→ **Page text**
------------------------------------------------
City-County Councilor Isaac Randolph is frustrated. So he wrote a proposal to order all the players in the Indianapolis-Marion County Public Library’s legal dispute to enter binding arbitration.

“I’m trying to find a resolution to what’s clearly become an embarrassment to the citizens funding this,” Randolph said. “I’ve lost confidence in the leadership of the library system. When was the last time you heard of librarians wanting to unionize? Come on.”

Randolph’s proposal is under consideration by the council’s Rules and Public Policy Committee. Since the Republican is not part of the council majority, it’s unlikely his measure will pass.

Even if it did, getting every party in the lawsuit to agree on binding arbitration would be exceedingly difficult. And it’s unclear whether the council has the authority to make such an order.

What is increasingly apparent is the growing consensus on the other side of the aisle. Councilor Ron Gibson, a Democrat and chairman of the Municipal Corporations Committee, expressed support for the library’s management.

“I’m confident that they will achieve the new target date of spring 2008 in finishing the project,” Gibson said. “At the same time, I don’t want the legislative body to interfere with the civil litigation out there.”

More important, Democrats now apparently accept the library’s financial vision, yielding that its budget can’t be balanced through cuts alone. Gibson won’t yet use the words “tax increase,” but there are few alternates.

“Under no circumstances will we close any of our community libraries. That’s the core resource for learning in the public, so it’s not an option,” he said. “At some point, we as the legislative branch have to look at, how do we holistically fund our city? We will need to have more revenue. It’s true for the library and it’s true for IndyGo.”

Library officials have projected a $1 million shortfall in their $36 million operating budget next year. In 2008, the library expects to be short another $6.3 million.

But library officials believe the construction overages on the $103 million central project have been controlled and can be covered by a $40 million bond issue. The central expansion’s infrastructure is now advancing, with escalators and some glasswork recently installed.

Although the library’s bonds are initially backed by property taxes, its leaders expect to ultimately repay them and their interest with proceeds from the lawsuits. To that end, the library is pursuing a court battle in hopes of maximizing settlements.

The project was once slated for completion this year. But in early 2004, library officials discovered widespread cracks in beams and pillars. The problem delayed construction and triggered a torrent of litigation and finger-pointing among contractors and engineers.

Since then, the library and its original contractors have been investigating the origin of the construction problems. The library contends contractors are responsible for the project’s troubles and delays, and argues they should be responsible for the cost of all subsequent overruns, including legal fees.

But Locke Reynolds LLP Partner Julia Blackwell Gelinas, who represents Dayton, Ohio-based Shook Construction, the initial garage contractor, said the library is the one responsible for the prolonged discovery process-and its costs.

“We think it’s ridiculous that there’s still an investigation going on down there. It’s been two years,” she said. “It’s a $7 million parking garage, and they’ve spent $19 million. And they tell us before they’re done, it’s going to be $40 [million] or $45 million.”
------------------------------------------------
→ **Stored rows**
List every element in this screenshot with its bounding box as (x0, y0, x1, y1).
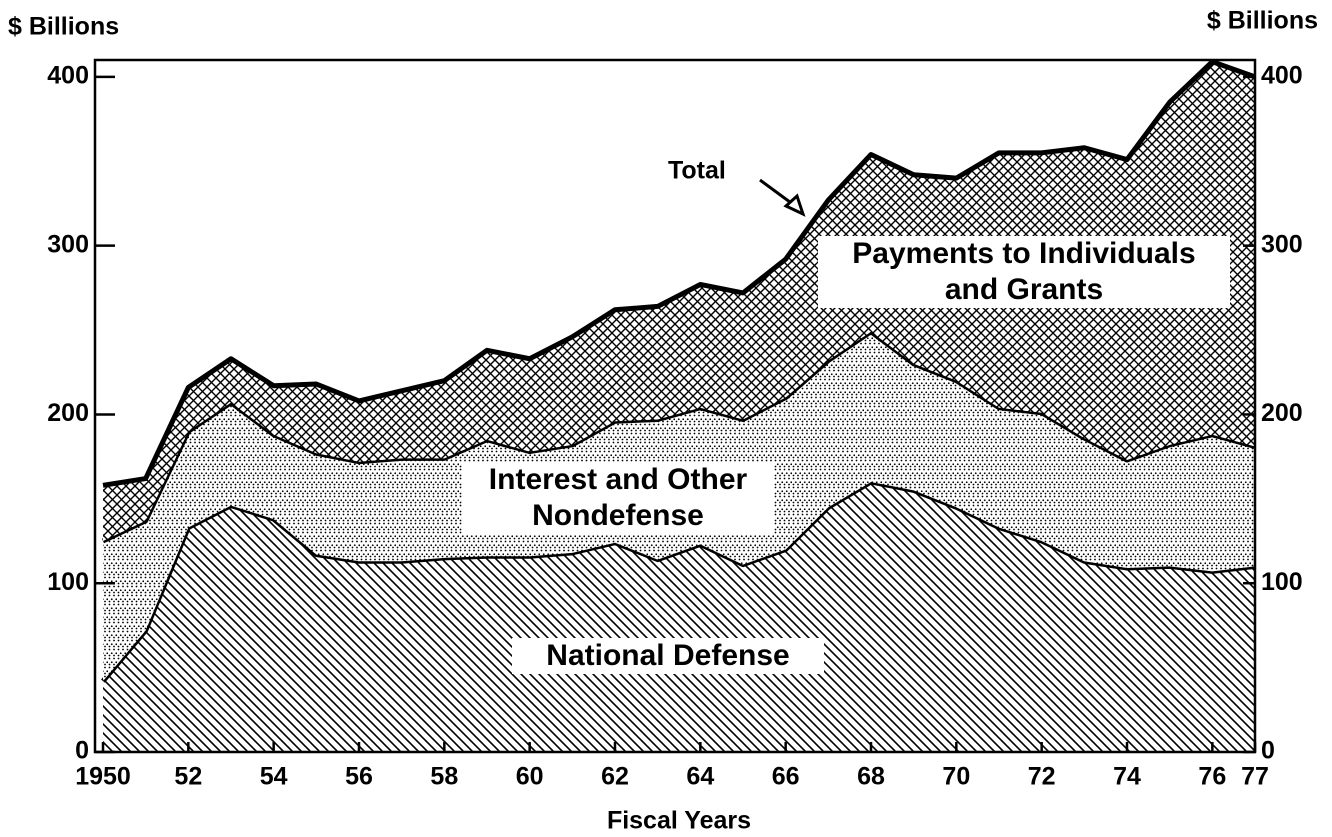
x-tick-label: 72 (1028, 763, 1056, 791)
x-tick-label: 76 (1198, 763, 1226, 791)
x-tick-label: 1950 (75, 763, 131, 791)
x-tick-label: 74 (1113, 763, 1141, 791)
x-tick-label: 58 (430, 763, 458, 791)
x-axis-title: Fiscal Years (607, 807, 751, 835)
y2-tick-label: 400 (1261, 61, 1303, 89)
x-tick-label: 60 (516, 763, 544, 791)
x-tick-label: 64 (686, 763, 714, 791)
area (103, 481, 1255, 752)
y2-tick-label: 100 (1261, 568, 1303, 596)
y-tick-label: 100 (47, 568, 89, 596)
x-tick-label: 70 (942, 763, 970, 791)
x-tick-label: 68 (857, 763, 885, 791)
y-axis-title: $ Billions (8, 13, 119, 41)
series-label: Interest and Other Nondefense (462, 462, 774, 534)
y2-tick-label: 200 (1261, 399, 1303, 427)
x-tick-label: 54 (260, 763, 288, 791)
annotation: Total (668, 157, 726, 185)
series-label: Payments to Individuals and Grants (818, 236, 1230, 308)
area (103, 61, 1255, 542)
annotation-arrowhead (783, 193, 806, 217)
y2-tick-label: 0 (1261, 737, 1275, 765)
x-tick-label: 77 (1241, 763, 1269, 791)
x-tick-label: 52 (174, 763, 202, 791)
x-tick-label: 62 (601, 763, 629, 791)
y-tick-label: 200 (47, 399, 89, 427)
series-label: National Defense (512, 638, 824, 674)
y-tick-label: 0 (75, 737, 89, 765)
y-tick-label: 400 (47, 61, 89, 89)
x-tick-label: 56 (345, 763, 373, 791)
y2-tick-label: 300 (1261, 230, 1303, 258)
area-top-line (102, 59, 1256, 488)
y2-axis-title: $ Billions (1207, 7, 1318, 35)
x-tick-label: 66 (772, 763, 800, 791)
y-tick-label: 300 (47, 230, 89, 258)
plot-frame (93, 58, 1257, 754)
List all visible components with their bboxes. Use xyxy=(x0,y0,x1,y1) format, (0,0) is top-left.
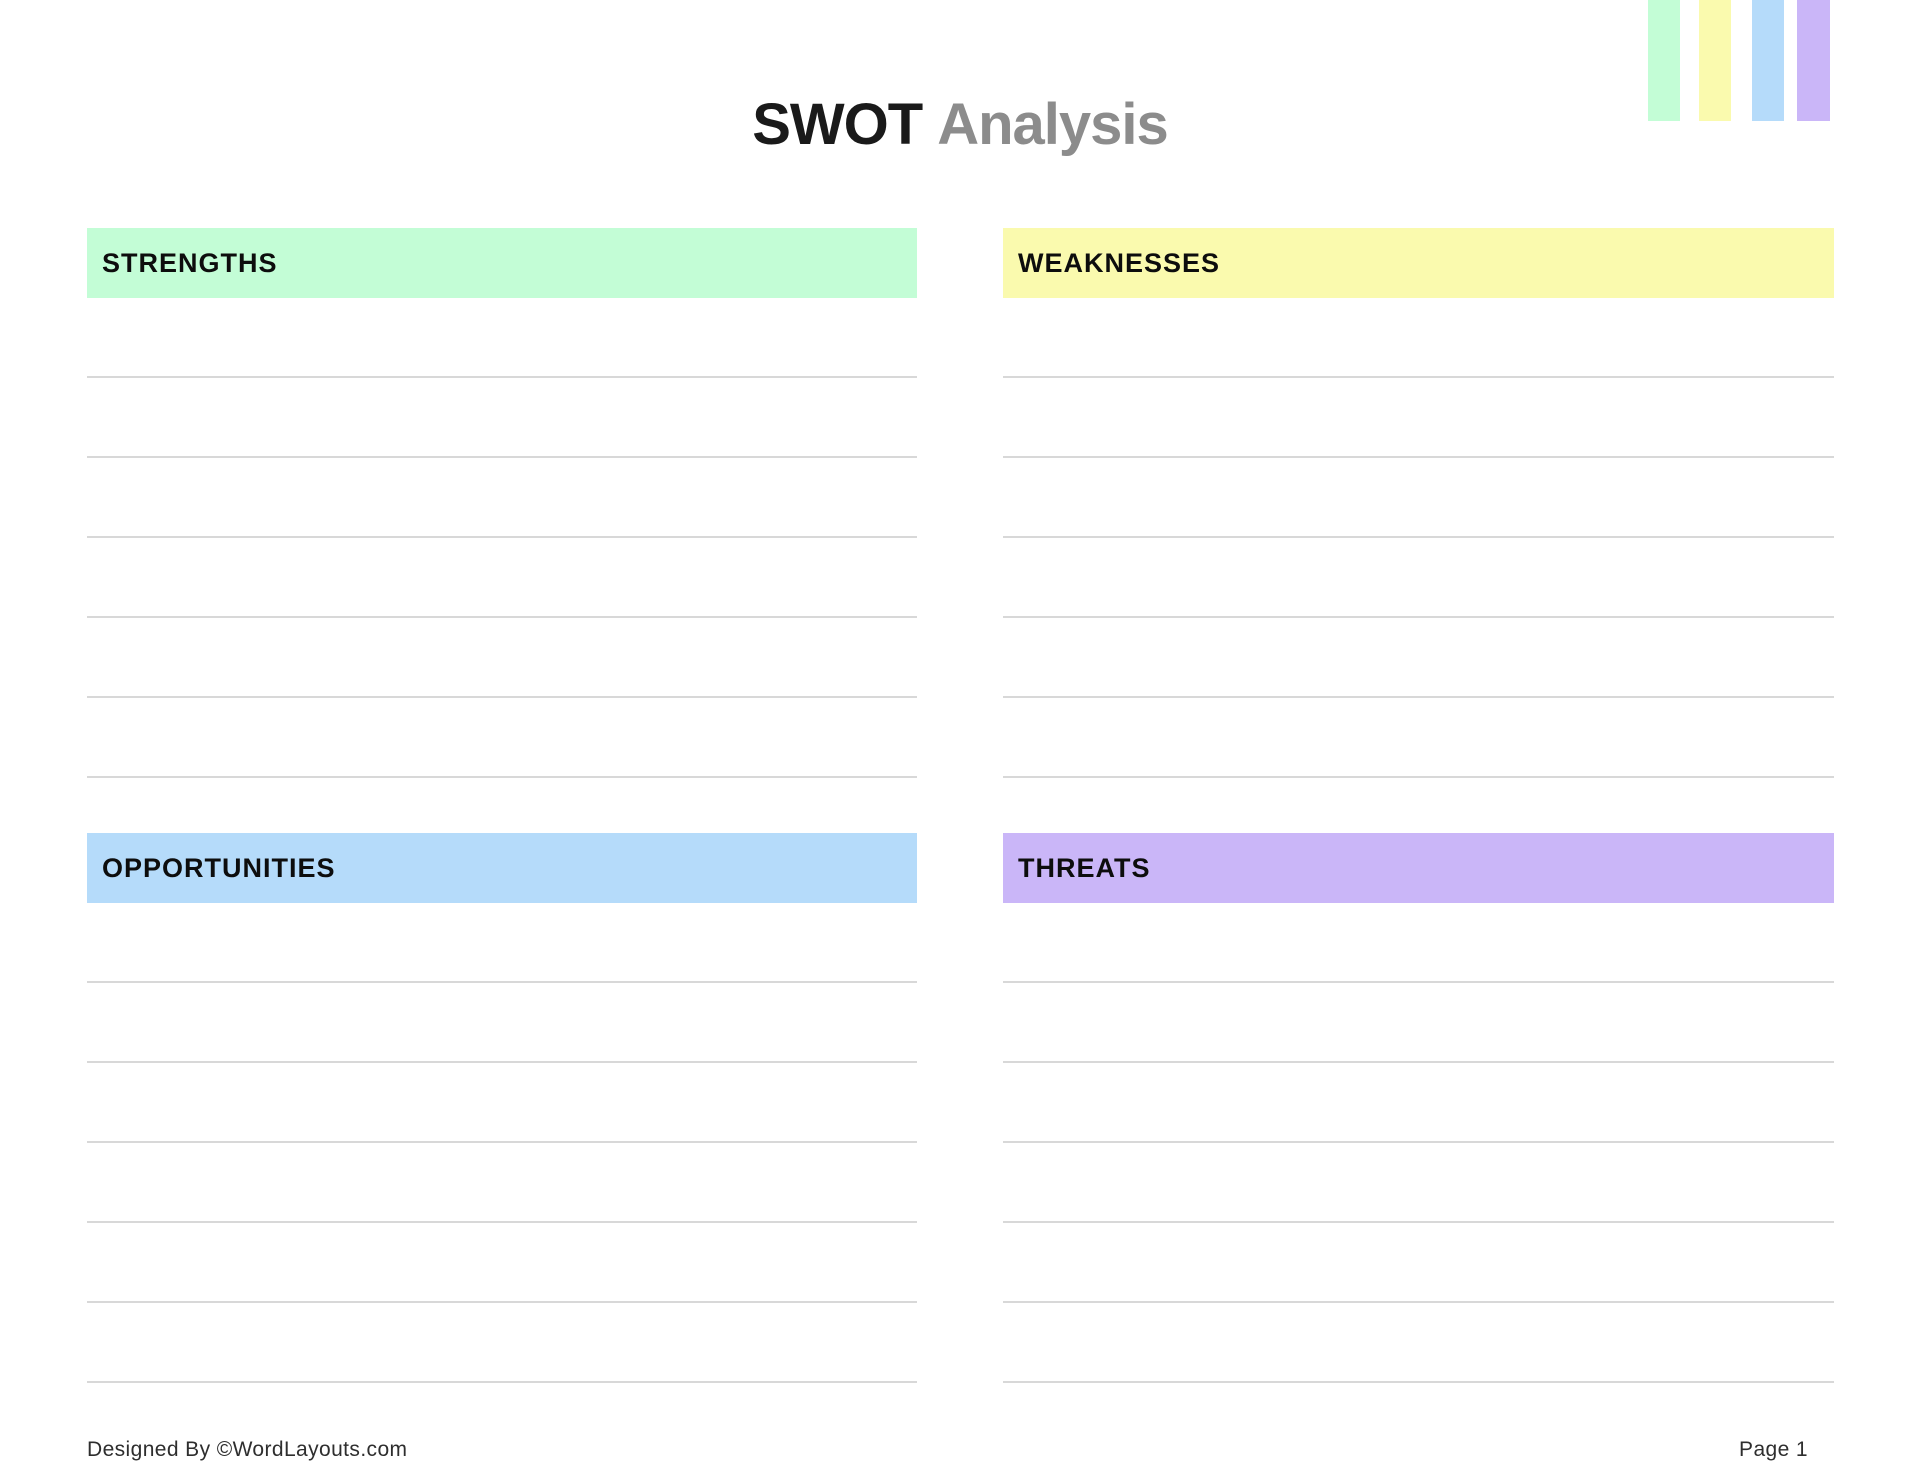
ruled-line xyxy=(87,903,917,983)
footer-credit: Designed By ©WordLayouts.com xyxy=(87,1438,408,1461)
ruled-line xyxy=(1003,903,1834,983)
page-title-analysis: Analysis xyxy=(937,92,1169,157)
threats-header-label: THREATS xyxy=(1018,852,1151,883)
strengths-header-label: STRENGTHS xyxy=(102,247,278,278)
ruled-line xyxy=(87,1223,917,1303)
ruled-line xyxy=(1003,538,1834,618)
purple-stripe-decoration xyxy=(1797,0,1830,121)
ruled-line xyxy=(87,1143,917,1223)
ruled-line xyxy=(1003,1063,1834,1143)
ruled-line xyxy=(1003,618,1834,698)
weaknesses-header-label: WEAKNESSES xyxy=(1018,247,1221,278)
opportunities-header-label: OPPORTUNITIES xyxy=(102,852,336,883)
ruled-line xyxy=(1003,1303,1834,1383)
ruled-line xyxy=(87,983,917,1063)
ruled-line xyxy=(1003,983,1834,1063)
opportunities-writing-area[interactable] xyxy=(87,903,917,1383)
page-title-swot: SWOT xyxy=(752,92,923,157)
strengths-quadrant: STRENGTHS xyxy=(87,228,917,778)
ruled-line xyxy=(1003,378,1834,458)
ruled-line xyxy=(87,1063,917,1143)
threats-writing-area[interactable] xyxy=(1003,903,1834,1383)
ruled-line xyxy=(87,618,917,698)
ruled-line xyxy=(1003,458,1834,538)
threats-quadrant: THREATS xyxy=(1003,833,1834,1383)
ruled-line xyxy=(87,458,917,538)
ruled-line xyxy=(1003,1223,1834,1303)
weaknesses-quadrant: WEAKNESSES xyxy=(1003,228,1834,778)
strengths-header: STRENGTHS xyxy=(87,228,917,298)
page-title: SWOT Analysis xyxy=(0,90,1920,160)
ruled-line xyxy=(87,378,917,458)
weaknesses-header: WEAKNESSES xyxy=(1003,228,1834,298)
ruled-line xyxy=(1003,1143,1834,1223)
strengths-writing-area[interactable] xyxy=(87,298,917,778)
ruled-line xyxy=(87,538,917,618)
opportunities-quadrant: OPPORTUNITIES xyxy=(87,833,917,1383)
ruled-line xyxy=(87,1303,917,1383)
opportunities-header: OPPORTUNITIES xyxy=(87,833,917,903)
ruled-line xyxy=(1003,298,1834,378)
green-stripe-decoration xyxy=(1648,0,1680,121)
ruled-line xyxy=(87,298,917,378)
blue-stripe-decoration xyxy=(1752,0,1784,121)
footer-page-number: Page 1 xyxy=(1739,1438,1808,1461)
corner-stripes xyxy=(0,0,1920,121)
yellow-stripe-decoration xyxy=(1699,0,1731,121)
threats-header: THREATS xyxy=(1003,833,1834,903)
ruled-line xyxy=(1003,698,1834,778)
weaknesses-writing-area[interactable] xyxy=(1003,298,1834,778)
ruled-line xyxy=(87,698,917,778)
------------------------------------------------
→ **Exercise requirements**
• 1. In the library article, which committee is considering Randolph's arbitration proposal?
• 2. Carry on the article about the Indianapolis library's legal dispute from its final sentence.

→ **Answer list**
• 1. The council's Rules and Public Policy Committee.

• 2.
Library board President Louis Mahern shot back, saying the primary purpose of the analysis isn’t to shore up its claims. It’s to ensure the structure is sound.

“The principal reason we went through all the testing we did was not for litigation purposes. The reason we went through all the testing we did is because that’s a public building and there were very serious public safety issues involved,” he said. “We have to make absolutely certain that building is safe for public use. That is the motivating factor.”

The various parties in the dispute expect a trial to begin late next year or in early 2008. That means the legal battle could stretch on long after the Central Library’s doors have reopened.

Even if the library ultimately prevails in court, its legal strategy could decrease its ultimate settlement, warned Nicholas Nizamoff, an attorney with Stuart & Branigin LLP. The same insurance policies underwrite both damages and legal fees, he said, so the longer the battle drags on, the less money there will be for a settlement. Nizamoff represents Indianapolis-based architect Woolen Molzan & Partners, one of the parties in the litigation.

“The more time that the parties spend litigating the case, the more costly it becomes, and the more these policies erode,” he said.

Which is exactly why Randolph proposed arbitration. The same ordinance also requests the city study privatizing some or all of the library’s functions. Randolph said there’s more savings to be had if central Indiana mimics library systems in California and Ohio that have outsourced to corporations.

“If we can’t even engage in a study, it tells me the will to protect the taxpayers is not there, either from the library or the council side,” Randolph said. “And that is far more tragic than any cost overruns.”

But Mahern said the library has already privatized a number of areas, such as security and maintenance. What’s more, Mahern said, he’s contacted all the library systems Randolph suggested for study. Most are smaller than IMCPL, he said, and cost no less to operate under private companies.

Mahern said one official from Riverside, Calif., expressed surprise at the inquiry.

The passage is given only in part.